Task goal
Output the entries below exactly as written, omitting pictures.
[START]
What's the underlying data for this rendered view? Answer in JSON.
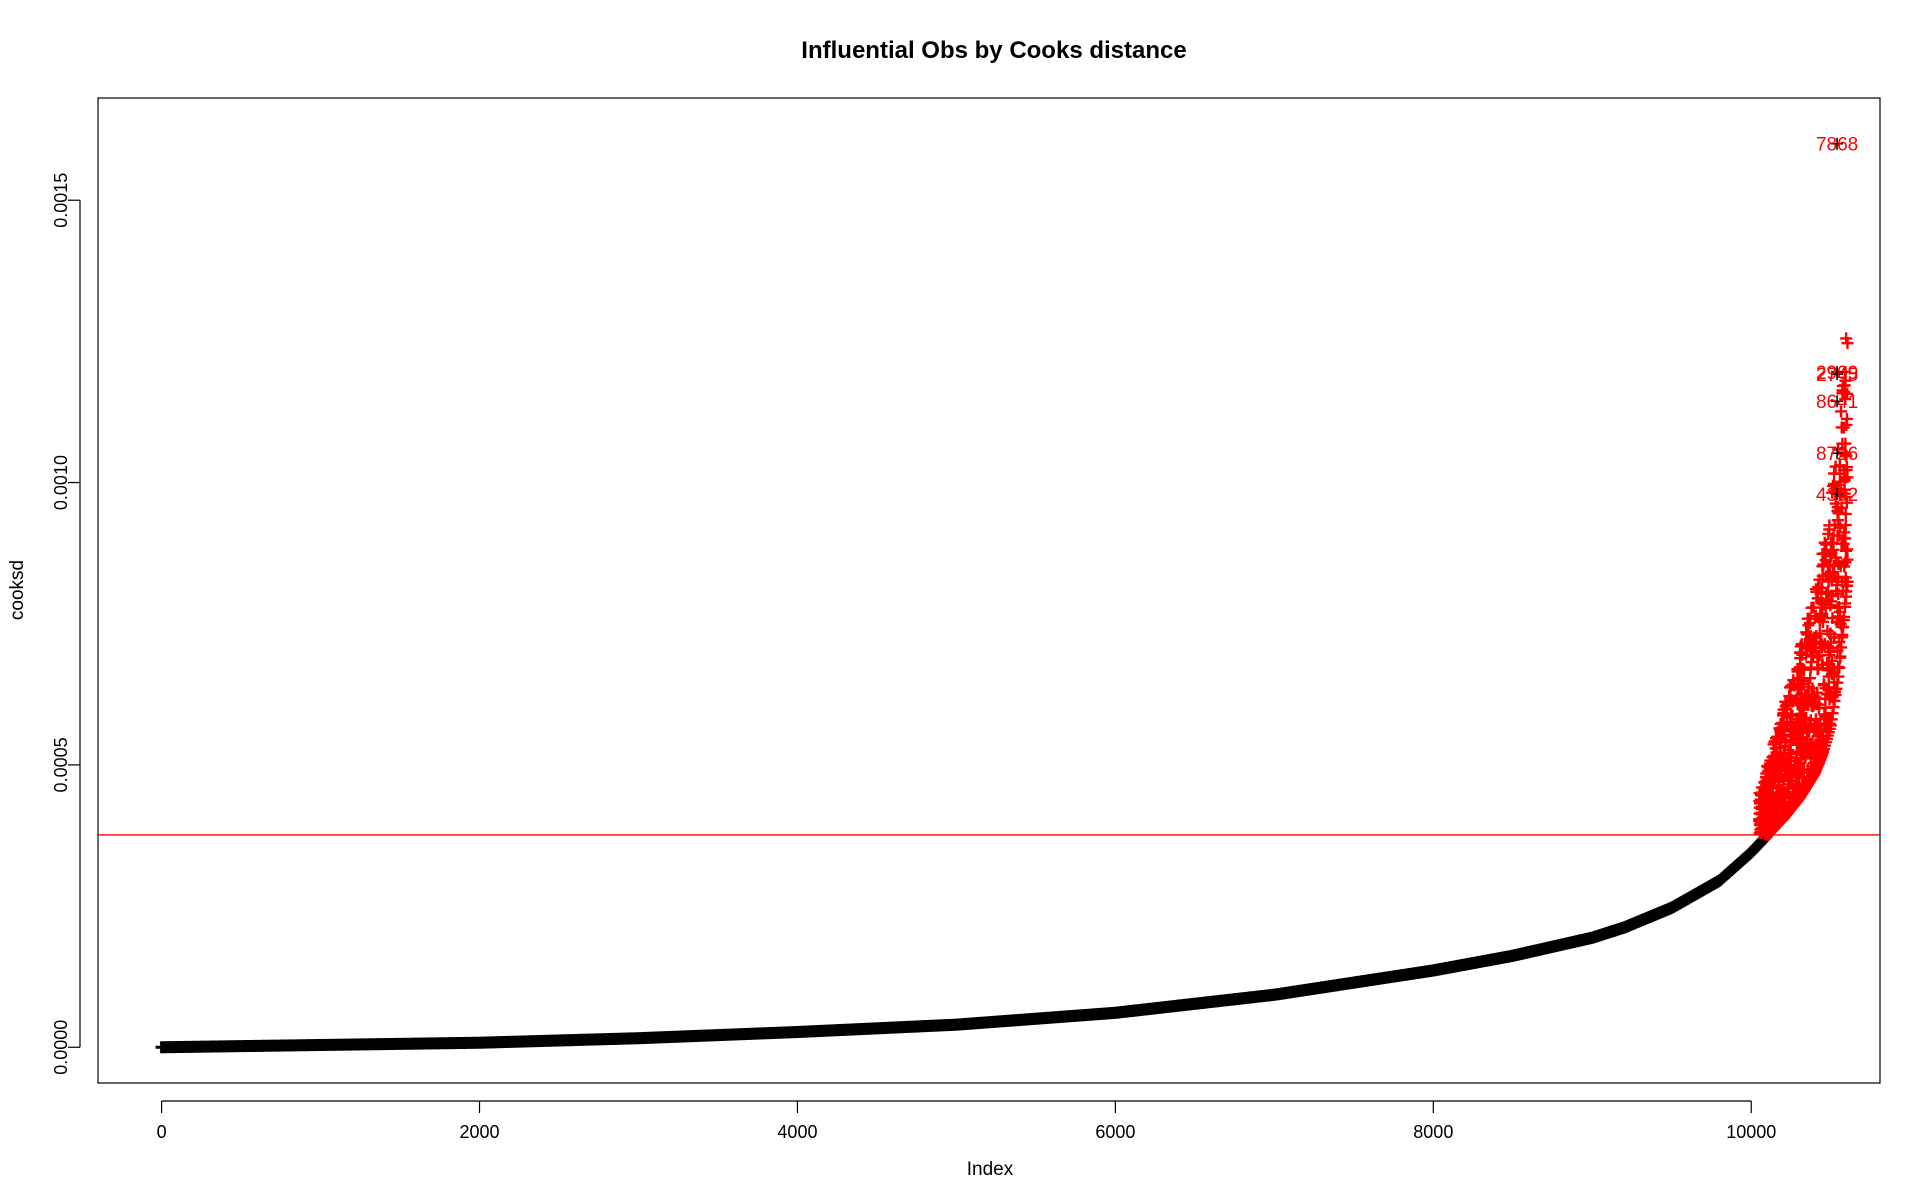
{
  "chart_data": {
    "type": "scatter",
    "title": "Influential Obs by Cooks distance",
    "xlabel": "Index",
    "ylabel": "cooksd",
    "xlim": [
      -400,
      10810
    ],
    "ylim": [
      -6.33e-05,
      0.001681
    ],
    "x_ticks": [
      0,
      2000,
      4000,
      6000,
      8000,
      10000
    ],
    "x_tick_labels": [
      "0",
      "2000",
      "4000",
      "6000",
      "8000",
      "10000"
    ],
    "y_ticks": [
      0,
      0.0005,
      0.001,
      0.0015
    ],
    "y_tick_labels": [
      "0.0000",
      "0.0005",
      "0.0010",
      "0.0015"
    ],
    "grid": false,
    "legend": "none",
    "n_obs": 10600,
    "curve_x": [
      0,
      1000,
      2000,
      3000,
      4000,
      5000,
      6000,
      7000,
      8000,
      8500,
      9000,
      9200,
      9500,
      9800,
      10000,
      10100,
      10200,
      10300,
      10400,
      10450,
      10500,
      10550,
      10600
    ],
    "curve_y": [
      0.0,
      4e-06,
      8e-06,
      1.6e-05,
      2.7e-05,
      4e-05,
      6.1e-05,
      9.3e-05,
      0.000136,
      0.000162,
      0.000194,
      0.000212,
      0.000247,
      0.000295,
      0.000345,
      0.000375,
      0.000405,
      0.00044,
      0.000485,
      0.00052,
      0.00057,
      0.00066,
      0.00081
    ],
    "threshold": {
      "value": 0.000376,
      "color": "#ff0000"
    },
    "point_color": "#000000",
    "influential_color": "#ff0000",
    "labeled_points": [
      {
        "label": "7868",
        "x": 10540,
        "y": 0.0016
      },
      {
        "label": "2909",
        "x": 10540,
        "y": 0.001196
      },
      {
        "label": "2745",
        "x": 10540,
        "y": 0.001192
      },
      {
        "label": "8641",
        "x": 10540,
        "y": 0.001144
      },
      {
        "label": "8726",
        "x": 10540,
        "y": 0.001052
      },
      {
        "label": "4362",
        "x": 10540,
        "y": 0.00098
      }
    ]
  }
}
[END]
Correct result
What's the underlying data for this rendered view? Answer in JSON.
{
  "chart_data": {
    "type": "scatter",
    "title": "Influential Obs by Cooks distance",
    "xlabel": "Index",
    "ylabel": "cooksd",
    "xlim": [
      -400,
      10810
    ],
    "ylim": [
      -6.33e-05,
      0.001681
    ],
    "x_ticks": [
      0,
      2000,
      4000,
      6000,
      8000,
      10000
    ],
    "x_tick_labels": [
      "0",
      "2000",
      "4000",
      "6000",
      "8000",
      "10000"
    ],
    "y_ticks": [
      0,
      0.0005,
      0.001,
      0.0015
    ],
    "y_tick_labels": [
      "0.0000",
      "0.0005",
      "0.0010",
      "0.0015"
    ],
    "grid": false,
    "legend": "none",
    "n_obs": 10600,
    "curve_x": [
      0,
      1000,
      2000,
      3000,
      4000,
      5000,
      6000,
      7000,
      8000,
      8500,
      9000,
      9200,
      9500,
      9800,
      10000,
      10100,
      10200,
      10300,
      10400,
      10450,
      10500,
      10550,
      10600
    ],
    "curve_y": [
      0.0,
      4e-06,
      8e-06,
      1.6e-05,
      2.7e-05,
      4e-05,
      6.1e-05,
      9.3e-05,
      0.000136,
      0.000162,
      0.000194,
      0.000212,
      0.000247,
      0.000295,
      0.000345,
      0.000375,
      0.000405,
      0.00044,
      0.000485,
      0.00052,
      0.00057,
      0.00066,
      0.00081
    ],
    "threshold": {
      "value": 0.000376,
      "color": "#ff0000"
    },
    "point_color": "#000000",
    "influential_color": "#ff0000",
    "labeled_points": [
      {
        "label": "7868",
        "x": 10540,
        "y": 0.0016
      },
      {
        "label": "2909",
        "x": 10540,
        "y": 0.001196
      },
      {
        "label": "2745",
        "x": 10540,
        "y": 0.001192
      },
      {
        "label": "8641",
        "x": 10540,
        "y": 0.001144
      },
      {
        "label": "8726",
        "x": 10540,
        "y": 0.001052
      },
      {
        "label": "4362",
        "x": 10540,
        "y": 0.00098
      }
    ]
  }
}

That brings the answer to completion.